Direction A
Output every line of the records below, not the telepathy passage, as a numbered list with blank lines removed and the picture placeholders omitted.

___ Source document ___

While extremely controversial, researchers over the past two decades have worked together to examine the possible validity of telepathic experiences. This culminated in the development of the Ganzfeld studies, a large group of experiments guided by protocols developed in 1987 by a partnership between telepathy proponent Charles Honorton and Dr. Ray Hyman, a skeptic of the phenomena.

This experimental protocol involved a “sender” who would view a randomly selected image on a computer screen, and mentally send the image to a “receiver” situated in a neighbouring soundproof room. Following the sending session, the “receiver” would choose between one of four images, with an expected hit-rate—how often the receiver identifies the correct image out of four possible choices—of 25 per cent given no telepathic effect. A meta-analysis conducted in 2001 revealed an overall significant hit-rate of 30.1 per cent, suggesting telepathic experiences may be valid.

Following publication, debate ensued due to a lack of converging lines of evidence, suggesting the significant findings may simply be statistical anomalies. To resolve this problem, scientists turned their attention to a different means of examining telepathy in relation to specific brain activity. Within the last few years, electroencephalograph (EEG) methods have been employed.

In 2005, lead researcher Dr. Leila Kozak and her team from the University of Washington and University of Bastyr conducted EGG studies that aimed to reveal if brain activity in one brain could cause activity in another. The experimental protocol involved pairs of people attached to EEG monitors, one being the “sender” and one being the “receiver.” The “sender” was placed in a soundproof room in front of a computer monitor that randomly presented images at different times. This technique was used to evoke a response, namely brain activity measured with the EEG. Throughout the duration of the trial, the “sender” was to keep the “receiver”—who was stationed 10 meters away in a different room—in his or her mind. If the “sender” saw an image or experienced brain activity, and the “receiver” experienced similar brain activity, it would suggest the occurrence of telepathic-like communication between brains. Furthermore, it would suggest telepathic communication is mediated in part by the brain. The results of the study revealed significant correlation between brain activity levels of the participants.

___ Data supplied ___

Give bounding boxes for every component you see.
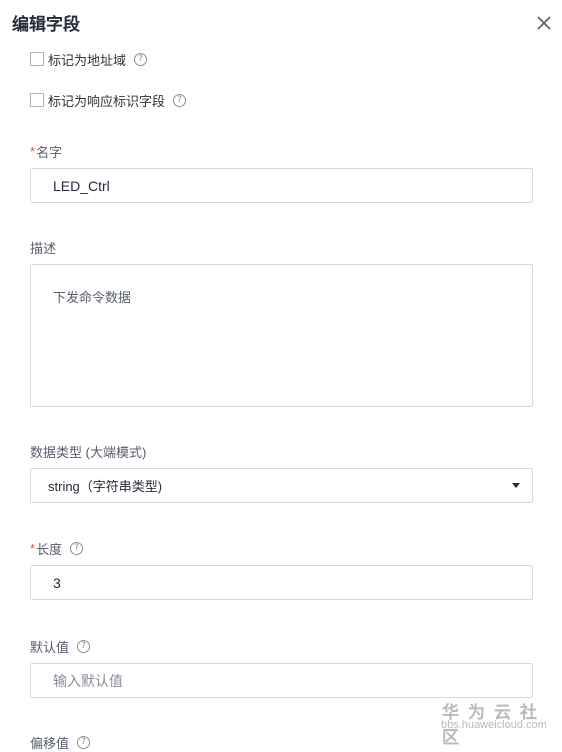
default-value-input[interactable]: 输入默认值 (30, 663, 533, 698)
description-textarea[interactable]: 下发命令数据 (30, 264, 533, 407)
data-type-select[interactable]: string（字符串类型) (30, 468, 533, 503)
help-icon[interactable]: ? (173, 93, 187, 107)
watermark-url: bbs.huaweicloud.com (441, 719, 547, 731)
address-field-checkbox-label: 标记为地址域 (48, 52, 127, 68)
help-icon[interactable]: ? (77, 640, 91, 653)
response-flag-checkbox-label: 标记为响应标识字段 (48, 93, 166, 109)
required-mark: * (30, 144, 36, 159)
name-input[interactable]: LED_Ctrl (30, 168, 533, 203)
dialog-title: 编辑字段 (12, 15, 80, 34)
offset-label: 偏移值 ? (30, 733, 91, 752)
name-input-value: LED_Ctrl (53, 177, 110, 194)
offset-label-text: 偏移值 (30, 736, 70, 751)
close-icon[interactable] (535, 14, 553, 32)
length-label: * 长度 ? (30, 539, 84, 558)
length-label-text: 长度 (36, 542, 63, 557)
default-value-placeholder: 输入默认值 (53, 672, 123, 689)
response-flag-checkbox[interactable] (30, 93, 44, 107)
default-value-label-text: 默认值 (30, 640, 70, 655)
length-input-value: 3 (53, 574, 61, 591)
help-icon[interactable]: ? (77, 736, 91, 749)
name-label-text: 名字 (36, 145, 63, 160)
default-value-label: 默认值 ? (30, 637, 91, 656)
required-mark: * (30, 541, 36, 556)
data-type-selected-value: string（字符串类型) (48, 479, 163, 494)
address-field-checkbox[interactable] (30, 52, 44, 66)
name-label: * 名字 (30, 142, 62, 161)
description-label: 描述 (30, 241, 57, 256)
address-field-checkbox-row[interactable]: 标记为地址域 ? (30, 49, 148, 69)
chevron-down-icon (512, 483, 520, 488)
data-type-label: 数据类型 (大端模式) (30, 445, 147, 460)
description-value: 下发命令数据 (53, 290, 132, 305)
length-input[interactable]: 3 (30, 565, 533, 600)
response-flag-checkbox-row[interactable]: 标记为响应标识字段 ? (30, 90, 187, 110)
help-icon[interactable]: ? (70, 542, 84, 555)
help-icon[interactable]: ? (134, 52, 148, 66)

___

Direction B
Write the next part of the passage on telepathy research, starting after its last sentence.

Right answer A
1. Give bounding boxes for every component you see.
2. default-value-input[interactable]: 输入默认值 (30, 663, 533, 698)
3. description-textarea[interactable]: 下发命令数据 (30, 264, 533, 407)
4. data-type-select[interactable]: string（字符串类型) (30, 468, 533, 503)
5. help-icon[interactable]: ? (173, 93, 187, 107)
6. watermark-url: bbs.huaweicloud.com (441, 719, 547, 731)
7. address-field-checkbox-label: 标记为地址域 (48, 52, 127, 68)
8. help-icon[interactable]: ? (77, 640, 91, 653)
9. response-flag-checkbox-label: 标记为响应标识字段 (48, 93, 166, 109)
10. required-mark: * (30, 144, 36, 159)
11. name-input[interactable]: LED_Ctrl (30, 168, 533, 203)
12. dialog-title: 编辑字段 (12, 15, 80, 34)
13. offset-label: 偏移值 ? (30, 733, 91, 752)
14. name-input-value: LED_Ctrl (53, 177, 110, 194)
15. offset-label-text: 偏移值 (30, 736, 70, 751)
16. close-icon[interactable] (535, 14, 553, 32)
17. length-label: * 长度 ? (30, 539, 84, 558)
18. length-label-text: 长度 (36, 542, 63, 557)
19. default-value-placeholder: 输入默认值 (53, 672, 123, 689)
20. response-flag-checkbox[interactable] (30, 93, 44, 107)
21. default-value-label-text: 默认值 (30, 640, 70, 655)
22. length-input-value: 3 (53, 574, 61, 591)
23. help-icon[interactable]: ? (77, 736, 91, 749)
24. name-label-text: 名字 (36, 145, 63, 160)
25. default-value-label: 默认值 ? (30, 637, 91, 656)
26. required-mark: * (30, 541, 36, 556)
27. data-type-selected-value: string（字符串类型) (48, 479, 163, 494)
28. address-field-checkbox[interactable] (30, 52, 44, 66)
29. name-label: * 名字 (30, 142, 62, 161)
30. description-label: 描述 (30, 241, 57, 256)
31. address-field-checkbox-row[interactable]: 标记为地址域 ? (30, 49, 148, 69)
32. chevron-down-icon (512, 483, 520, 488)
33. data-type-label: 数据类型 (大端模式) (30, 445, 147, 460)
34. description-value: 下发命令数据 (53, 290, 132, 305)
35. length-input[interactable]: 3 (30, 565, 533, 600)
36. response-flag-checkbox-row[interactable]: 标记为响应标识字段 ? (30, 90, 187, 110)
37. help-icon[interactable]: ? (70, 542, 84, 555)
38. help-icon[interactable]: ? (134, 52, 148, 66)

Right answer B
As of 2009, there has not been a meta-analysis conducted that has pooled all EEG telepathy experimental data, so it is difficult to be certain how common the results found by Dr. Kozak and her colleagues are. Nevertheless, her study was later replicated in three other labs worldwide and, combined with the results of the Ganzfeld experiments, builds a case that this phenomena may be legitimate.

Over the next decade, the telepathy debate will continue. With current research just beginning to explore telepathy with functional magnetic resonance imaging (fMRI), researchers may be able to determine which, if any, brain areas mediate the hypothesized telepathic effect. Moreover, if the phenomenon is to be accepted, it will also need an explanation detailing what is taking place physically. This is a tall order given contemporary physics is very powerful and does not explicitly have room for “spooky” energy travelling outside of the electromagnetic spectrum. Alternatively, telepathy may turn out to be a bunch of hocus-pocus.